### DESCRIPTION OF THE TASK
All of the material below is to be returned exactly.

>> begin MATERIAL SHOWN

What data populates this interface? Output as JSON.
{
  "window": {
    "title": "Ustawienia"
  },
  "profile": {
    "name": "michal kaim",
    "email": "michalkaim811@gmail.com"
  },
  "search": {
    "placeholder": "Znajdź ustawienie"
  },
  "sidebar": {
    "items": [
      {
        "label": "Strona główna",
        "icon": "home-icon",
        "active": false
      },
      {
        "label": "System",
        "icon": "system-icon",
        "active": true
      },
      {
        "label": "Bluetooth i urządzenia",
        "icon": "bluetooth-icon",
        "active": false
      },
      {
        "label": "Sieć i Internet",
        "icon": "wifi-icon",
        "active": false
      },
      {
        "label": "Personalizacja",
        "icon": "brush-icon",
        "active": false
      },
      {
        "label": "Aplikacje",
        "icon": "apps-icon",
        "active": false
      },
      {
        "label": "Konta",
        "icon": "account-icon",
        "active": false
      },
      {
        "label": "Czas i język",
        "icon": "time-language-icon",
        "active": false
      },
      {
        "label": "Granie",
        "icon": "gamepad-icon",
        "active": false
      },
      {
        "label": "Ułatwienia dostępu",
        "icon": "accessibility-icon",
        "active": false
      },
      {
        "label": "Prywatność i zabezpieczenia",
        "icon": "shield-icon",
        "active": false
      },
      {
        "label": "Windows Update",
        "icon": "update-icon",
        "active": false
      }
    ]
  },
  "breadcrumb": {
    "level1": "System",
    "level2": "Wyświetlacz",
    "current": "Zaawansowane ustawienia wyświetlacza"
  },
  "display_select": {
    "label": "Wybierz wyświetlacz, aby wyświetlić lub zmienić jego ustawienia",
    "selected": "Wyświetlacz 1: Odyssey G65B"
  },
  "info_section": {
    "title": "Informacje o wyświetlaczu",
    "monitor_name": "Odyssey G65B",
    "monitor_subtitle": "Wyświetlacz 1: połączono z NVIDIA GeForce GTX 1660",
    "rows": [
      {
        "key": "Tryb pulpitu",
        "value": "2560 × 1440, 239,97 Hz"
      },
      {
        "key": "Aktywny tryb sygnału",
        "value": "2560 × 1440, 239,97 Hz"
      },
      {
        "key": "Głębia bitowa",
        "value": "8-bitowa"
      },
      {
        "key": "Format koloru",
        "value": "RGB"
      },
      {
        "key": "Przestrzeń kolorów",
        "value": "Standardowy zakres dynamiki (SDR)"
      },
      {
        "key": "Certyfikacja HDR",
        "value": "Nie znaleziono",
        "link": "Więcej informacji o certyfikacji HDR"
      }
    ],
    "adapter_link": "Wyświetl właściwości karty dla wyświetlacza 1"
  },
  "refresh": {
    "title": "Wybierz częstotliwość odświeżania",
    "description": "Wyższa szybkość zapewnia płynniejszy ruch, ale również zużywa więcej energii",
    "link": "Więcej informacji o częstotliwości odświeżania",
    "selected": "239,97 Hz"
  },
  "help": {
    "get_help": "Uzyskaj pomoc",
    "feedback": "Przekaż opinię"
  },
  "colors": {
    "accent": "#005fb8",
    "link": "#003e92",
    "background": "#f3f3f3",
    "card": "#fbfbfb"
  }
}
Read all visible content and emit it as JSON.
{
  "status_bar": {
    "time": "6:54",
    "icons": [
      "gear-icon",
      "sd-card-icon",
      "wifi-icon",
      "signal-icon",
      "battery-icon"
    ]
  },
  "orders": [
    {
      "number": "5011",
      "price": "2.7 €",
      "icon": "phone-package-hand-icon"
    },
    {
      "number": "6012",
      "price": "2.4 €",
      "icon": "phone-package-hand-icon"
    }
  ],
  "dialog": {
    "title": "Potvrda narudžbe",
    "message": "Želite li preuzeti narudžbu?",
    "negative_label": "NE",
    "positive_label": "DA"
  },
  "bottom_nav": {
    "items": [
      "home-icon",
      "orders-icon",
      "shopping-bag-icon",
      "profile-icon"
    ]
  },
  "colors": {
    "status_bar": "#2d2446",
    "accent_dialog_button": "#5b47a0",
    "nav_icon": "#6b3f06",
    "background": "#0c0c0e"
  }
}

>> end MATERIAL SHOWN

### THE RESULT
What data populates this interface? Output as JSON.
{
  "window": {
    "title": "Ustawienia"
  },
  "profile": {
    "name": "michal kaim",
    "email": "michalkaim811@gmail.com"
  },
  "search": {
    "placeholder": "Znajdź ustawienie"
  },
  "sidebar": {
    "items": [
      {
        "label": "Strona główna",
        "icon": "home-icon",
        "active": false
      },
      {
        "label": "System",
        "icon": "system-icon",
        "active": true
      },
      {
        "label": "Bluetooth i urządzenia",
        "icon": "bluetooth-icon",
        "active": false
      },
      {
        "label": "Sieć i Internet",
        "icon": "wifi-icon",
        "active": false
      },
      {
        "label": "Personalizacja",
        "icon": "brush-icon",
        "active": false
      },
      {
        "label": "Aplikacje",
        "icon": "apps-icon",
        "active": false
      },
      {
        "label": "Konta",
        "icon": "account-icon",
        "active": false
      },
      {
        "label": "Czas i język",
        "icon": "time-language-icon",
        "active": false
      },
      {
        "label": "Granie",
        "icon": "gamepad-icon",
        "active": false
      },
      {
        "label": "Ułatwienia dostępu",
        "icon": "accessibility-icon",
        "active": false
      },
      {
        "label": "Prywatność i zabezpieczenia",
        "icon": "shield-icon",
        "active": false
      },
      {
        "label": "Windows Update",
        "icon": "update-icon",
        "active": false
      }
    ]
  },
  "breadcrumb": {
    "level1": "System",
    "level2": "Wyświetlacz",
    "current": "Zaawansowane ustawienia wyświetlacza"
  },
  "display_select": {
    "label": "Wybierz wyświetlacz, aby wyświetlić lub zmienić jego ustawienia",
    "selected": "Wyświetlacz 1: Odyssey G65B"
  },
  "info_section": {
    "title": "Informacje o wyświetlaczu",
    "monitor_name": "Odyssey G65B",
    "monitor_subtitle": "Wyświetlacz 1: połączono z NVIDIA GeForce GTX 1660",
    "rows": [
      {
        "key": "Tryb pulpitu",
        "value": "2560 × 1440, 239,97 Hz"
      },
      {
        "key": "Aktywny tryb sygnału",
        "value": "2560 × 1440, 239,97 Hz"
      },
      {
        "key": "Głębia bitowa",
        "value": "8-bitowa"
      },
      {
        "key": "Format koloru",
        "value": "RGB"
      },
      {
        "key": "Przestrzeń kolorów",
        "value": "Standardowy zakres dynamiki (SDR)"
      },
      {
        "key": "Certyfikacja HDR",
        "value": "Nie znaleziono",
        "link": "Więcej informacji o certyfikacji HDR"
      }
    ],
    "adapter_link": "Wyświetl właściwości karty dla wyświetlacza 1"
  },
  "refresh": {
    "title": "Wybierz częstotliwość odświeżania",
    "description": "Wyższa szybkość zapewnia płynniejszy ruch, ale również zużywa więcej energii",
    "link": "Więcej informacji o częstotliwości odświeżania",
    "selected": "239,97 Hz"
  },
  "help": {
    "get_help": "Uzyskaj pomoc",
    "feedback": "Przekaż opinię"
  },
  "colors": {
    "accent": "#005fb8",
    "link": "#003e92",
    "background": "#f3f3f3",
    "card": "#fbfbfb"
  }
}
Read all visible content and emit it as JSON.
{
  "status_bar": {
    "time": "6:54",
    "icons": [
      "gear-icon",
      "sd-card-icon",
      "wifi-icon",
      "signal-icon",
      "battery-icon"
    ]
  },
  "orders": [
    {
      "number": "5011",
      "price": "2.7 €",
      "icon": "phone-package-hand-icon"
    },
    {
      "number": "6012",
      "price": "2.4 €",
      "icon": "phone-package-hand-icon"
    }
  ],
  "dialog": {
    "title": "Potvrda narudžbe",
    "message": "Želite li preuzeti narudžbu?",
    "negative_label": "NE",
    "positive_label": "DA"
  },
  "bottom_nav": {
    "items": [
      "home-icon",
      "orders-icon",
      "shopping-bag-icon",
      "profile-icon"
    ]
  },
  "colors": {
    "status_bar": "#2d2446",
    "accent_dialog_button": "#5b47a0",
    "nav_icon": "#6b3f06",
    "background": "#0c0c0e"
  }
}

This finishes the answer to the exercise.